§ **What you need to do**
Below are records; work out how many of their lines hold the string "weight" and give that number alone.

§ **Data in this exercise**
------------

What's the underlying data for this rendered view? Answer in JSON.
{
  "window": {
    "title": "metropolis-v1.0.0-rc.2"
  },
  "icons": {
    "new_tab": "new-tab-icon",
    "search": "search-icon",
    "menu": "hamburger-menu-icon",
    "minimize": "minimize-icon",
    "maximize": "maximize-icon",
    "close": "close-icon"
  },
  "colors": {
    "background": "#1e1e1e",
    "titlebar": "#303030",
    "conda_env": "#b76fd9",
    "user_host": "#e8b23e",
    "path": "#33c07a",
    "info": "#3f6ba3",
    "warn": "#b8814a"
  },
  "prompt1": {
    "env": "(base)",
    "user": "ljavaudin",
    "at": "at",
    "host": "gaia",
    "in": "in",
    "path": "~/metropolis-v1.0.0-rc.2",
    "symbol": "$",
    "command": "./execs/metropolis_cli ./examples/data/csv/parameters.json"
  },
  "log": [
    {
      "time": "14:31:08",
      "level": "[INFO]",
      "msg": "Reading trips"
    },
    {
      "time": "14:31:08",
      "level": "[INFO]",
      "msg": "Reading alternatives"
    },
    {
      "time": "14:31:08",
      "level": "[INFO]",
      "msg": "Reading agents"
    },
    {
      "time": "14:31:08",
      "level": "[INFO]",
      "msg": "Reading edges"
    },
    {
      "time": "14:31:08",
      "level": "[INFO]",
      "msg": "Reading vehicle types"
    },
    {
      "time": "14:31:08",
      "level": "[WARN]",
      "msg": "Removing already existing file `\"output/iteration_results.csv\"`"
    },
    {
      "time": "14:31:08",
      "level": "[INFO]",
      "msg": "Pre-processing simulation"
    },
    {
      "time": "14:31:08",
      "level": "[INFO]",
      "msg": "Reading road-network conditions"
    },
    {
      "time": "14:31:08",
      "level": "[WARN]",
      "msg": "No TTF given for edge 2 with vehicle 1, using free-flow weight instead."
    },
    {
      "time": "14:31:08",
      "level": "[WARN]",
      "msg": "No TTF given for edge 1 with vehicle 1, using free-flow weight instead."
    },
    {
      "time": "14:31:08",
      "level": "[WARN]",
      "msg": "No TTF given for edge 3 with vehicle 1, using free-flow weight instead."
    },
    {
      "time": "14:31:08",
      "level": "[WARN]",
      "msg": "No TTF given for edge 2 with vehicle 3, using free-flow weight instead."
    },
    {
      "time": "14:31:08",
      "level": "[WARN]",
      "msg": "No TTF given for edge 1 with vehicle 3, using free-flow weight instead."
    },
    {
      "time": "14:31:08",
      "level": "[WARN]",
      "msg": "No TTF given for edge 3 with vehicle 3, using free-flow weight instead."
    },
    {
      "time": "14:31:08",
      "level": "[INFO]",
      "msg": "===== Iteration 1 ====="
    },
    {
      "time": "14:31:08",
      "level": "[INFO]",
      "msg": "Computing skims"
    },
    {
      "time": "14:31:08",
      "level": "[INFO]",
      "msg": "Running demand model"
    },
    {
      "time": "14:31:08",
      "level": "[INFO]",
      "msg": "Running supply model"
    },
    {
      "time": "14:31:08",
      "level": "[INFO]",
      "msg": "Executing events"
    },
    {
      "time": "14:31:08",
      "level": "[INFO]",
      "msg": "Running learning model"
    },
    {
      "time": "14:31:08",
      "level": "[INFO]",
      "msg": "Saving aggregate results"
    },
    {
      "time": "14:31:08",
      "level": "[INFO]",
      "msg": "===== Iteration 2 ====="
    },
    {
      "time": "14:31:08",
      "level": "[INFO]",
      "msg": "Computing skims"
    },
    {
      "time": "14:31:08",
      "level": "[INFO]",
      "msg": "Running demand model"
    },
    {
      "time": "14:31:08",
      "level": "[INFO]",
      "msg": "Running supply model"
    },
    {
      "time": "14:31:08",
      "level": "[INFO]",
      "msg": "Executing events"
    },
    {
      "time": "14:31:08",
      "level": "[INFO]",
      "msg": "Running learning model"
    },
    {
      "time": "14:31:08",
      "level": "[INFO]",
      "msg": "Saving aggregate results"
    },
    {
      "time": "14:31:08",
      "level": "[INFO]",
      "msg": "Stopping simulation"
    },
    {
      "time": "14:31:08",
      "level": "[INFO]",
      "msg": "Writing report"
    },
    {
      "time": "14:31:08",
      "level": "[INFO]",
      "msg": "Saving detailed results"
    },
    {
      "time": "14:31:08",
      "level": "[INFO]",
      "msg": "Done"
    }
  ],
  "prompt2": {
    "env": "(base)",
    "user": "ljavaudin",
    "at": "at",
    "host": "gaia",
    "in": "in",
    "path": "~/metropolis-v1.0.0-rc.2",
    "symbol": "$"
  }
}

------------

§ **Solution below**
6